__Supplied entries__.
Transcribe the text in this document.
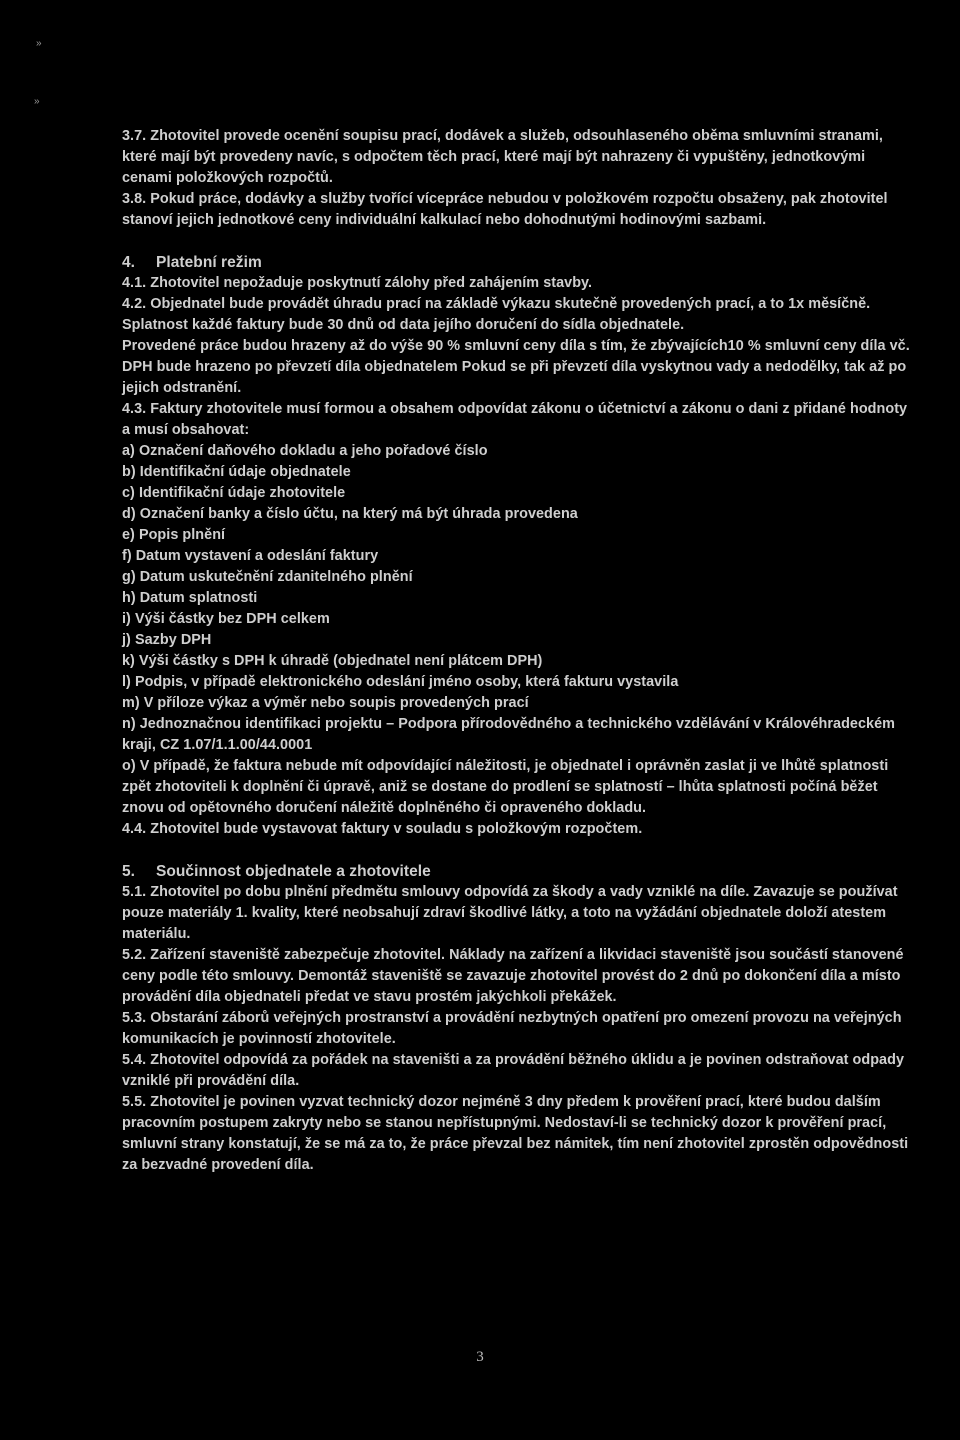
»
»

3.7. Zhotovitel provede ocenění soupisu prací, dodávek a služeb, odsouhlaseného oběma smluvními stranami, které mají být provedeny navíc, s odpočtem těch prací, které mají být nahrazeny či vypuštěny, jednotkovými cenami položkových rozpočtů.

3.8. Pokud práce, dodávky a služby tvořící vícepráce nebudou v položkovém rozpočtu obsaženy, pak zhotovitel stanoví jejich jednotkové ceny individuální kalkulací nebo dohodnutými hodinovými sazbami.

4. Platební režim

4.1. Zhotovitel nepožaduje poskytnutí zálohy před zahájením stavby.

4.2. Objednatel bude provádět úhradu prací na základě výkazu skutečně provedených prací, a to 1x měsíčně. Splatnost každé faktury bude 30 dnů od data jejího doručení do sídla objednatele.

Provedené práce budou hrazeny až do výše 90 % smluvní ceny díla s tím, že zbývajících10 % smluvní ceny díla vč. DPH bude hrazeno po převzetí díla objednatelem Pokud se při převzetí díla vyskytnou vady a nedodělky, tak až po jejich odstranění.

4.3. Faktury zhotovitele musí formou a obsahem odpovídat zákonu o účetnictví a zákonu o dani z přidané hodnoty a musí obsahovat:

a) Označení daňového dokladu a jeho pořadové číslo

b) Identifikační údaje objednatele

c) Identifikační údaje zhotovitele

d) Označení banky a číslo účtu, na který má být úhrada provedena

e) Popis plnění

f) Datum vystavení a odeslání faktury

g) Datum uskutečnění zdanitelného plnění

h) Datum splatnosti

i) Výši částky bez DPH celkem

j) Sazby DPH

k) Výši částky s DPH k úhradě (objednatel není plátcem DPH)

l) Podpis, v případě elektronického odeslání jméno osoby, která fakturu vystavila

m) V příloze výkaz a výměr nebo soupis provedených prací

n) Jednoznačnou identifikaci projektu – Podpora přírodovědného a technického vzdělávání v Královéhradeckém kraji, CZ 1.07/1.1.00/44.0001

o) V případě, že faktura nebude mít odpovídající náležitosti, je objednatel i oprávněn zaslat ji ve lhůtě splatnosti zpět zhotoviteli k doplnění či úpravě, aniž se dostane do prodlení se splatností – lhůta splatnosti počíná běžet znovu od opětovného doručení náležitě doplněného či opraveného dokladu.

4.4. Zhotovitel bude vystavovat faktury v souladu s položkovým rozpočtem.

5. Součinnost objednatele a zhotovitele

5.1. Zhotovitel po dobu plnění předmětu smlouvy odpovídá za škody a vady vzniklé na díle. Zavazuje se používat pouze materiály 1. kvality, které neobsahují zdraví škodlivé látky, a toto na vyžádání objednatele doloží atestem materiálu.

5.2. Zařízení staveniště zabezpečuje zhotovitel. Náklady na zařízení a likvidaci staveniště jsou součástí stanovené ceny podle této smlouvy. Demontáž staveniště se zavazuje zhotovitel provést do 2 dnů po dokončení díla a místo provádění díla objednateli předat ve stavu prostém jakýchkoli překážek.

5.3. Obstarání záborů veřejných prostranství a provádění nezbytných opatření pro omezení provozu na veřejných komunikacích je povinností zhotovitele.

5.4. Zhotovitel odpovídá za pořádek na staveništi a za provádění běžného úklidu a je povinen odstraňovat odpady vzniklé při provádění díla.

5.5. Zhotovitel je povinen vyzvat technický dozor nejméně 3 dny předem k prověření prací, které budou dalším pracovním postupem zakryty nebo se stanou nepřístupnými. Nedostaví-li se technický dozor k prověření prací, smluvní strany konstatují, že se má za to, že práce převzal bez námitek, tím není zhotovitel zprostěn odpovědnosti za bezvadné provedení díla.

3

__Aim of the task__. Without the pictures, repeat the listing above exactly.

__Exercise output__.
Transcribe the text in this document.
»
»

3.7. Zhotovitel provede ocenění soupisu prací, dodávek a služeb, odsouhlaseného oběma smluvními stranami, které mají být provedeny navíc, s odpočtem těch prací, které mají být nahrazeny či vypuštěny, jednotkovými cenami položkových rozpočtů.

3.8. Pokud práce, dodávky a služby tvořící vícepráce nebudou v položkovém rozpočtu obsaženy, pak zhotovitel stanoví jejich jednotkové ceny individuální kalkulací nebo dohodnutými hodinovými sazbami.

4. Platební režim

4.1. Zhotovitel nepožaduje poskytnutí zálohy před zahájením stavby.

4.2. Objednatel bude provádět úhradu prací na základě výkazu skutečně provedených prací, a to 1x měsíčně. Splatnost každé faktury bude 30 dnů od data jejího doručení do sídla objednatele.

Provedené práce budou hrazeny až do výše 90 % smluvní ceny díla s tím, že zbývajících10 % smluvní ceny díla vč. DPH bude hrazeno po převzetí díla objednatelem Pokud se při převzetí díla vyskytnou vady a nedodělky, tak až po jejich odstranění.

4.3. Faktury zhotovitele musí formou a obsahem odpovídat zákonu o účetnictví a zákonu o dani z přidané hodnoty a musí obsahovat:

a) Označení daňového dokladu a jeho pořadové číslo

b) Identifikační údaje objednatele

c) Identifikační údaje zhotovitele

d) Označení banky a číslo účtu, na který má být úhrada provedena

e) Popis plnění

f) Datum vystavení a odeslání faktury

g) Datum uskutečnění zdanitelného plnění

h) Datum splatnosti

i) Výši částky bez DPH celkem

j) Sazby DPH

k) Výši částky s DPH k úhradě (objednatel není plátcem DPH)

l) Podpis, v případě elektronického odeslání jméno osoby, která fakturu vystavila

m) V příloze výkaz a výměr nebo soupis provedených prací

n) Jednoznačnou identifikaci projektu – Podpora přírodovědného a technického vzdělávání v Královéhradeckém kraji, CZ 1.07/1.1.00/44.0001

o) V případě, že faktura nebude mít odpovídající náležitosti, je objednatel i oprávněn zaslat ji ve lhůtě splatnosti zpět zhotoviteli k doplnění či úpravě, aniž se dostane do prodlení se splatností – lhůta splatnosti počíná běžet znovu od opětovného doručení náležitě doplněného či opraveného dokladu.

4.4. Zhotovitel bude vystavovat faktury v souladu s položkovým rozpočtem.

5. Součinnost objednatele a zhotovitele

5.1. Zhotovitel po dobu plnění předmětu smlouvy odpovídá za škody a vady vzniklé na díle. Zavazuje se používat pouze materiály 1. kvality, které neobsahují zdraví škodlivé látky, a toto na vyžádání objednatele doloží atestem materiálu.

5.2. Zařízení staveniště zabezpečuje zhotovitel. Náklady na zařízení a likvidaci staveniště jsou součástí stanovené ceny podle této smlouvy. Demontáž staveniště se zavazuje zhotovitel provést do 2 dnů po dokončení díla a místo provádění díla objednateli předat ve stavu prostém jakýchkoli překážek.

5.3. Obstarání záborů veřejných prostranství a provádění nezbytných opatření pro omezení provozu na veřejných komunikacích je povinností zhotovitele.

5.4. Zhotovitel odpovídá za pořádek na staveništi a za provádění běžného úklidu a je povinen odstraňovat odpady vzniklé při provádění díla.

5.5. Zhotovitel je povinen vyzvat technický dozor nejméně 3 dny předem k prověření prací, které budou dalším pracovním postupem zakryty nebo se stanou nepřístupnými. Nedostaví-li se technický dozor k prověření prací, smluvní strany konstatují, že se má za to, že práce převzal bez námitek, tím není zhotovitel zprostěn odpovědnosti za bezvadné provedení díla.

3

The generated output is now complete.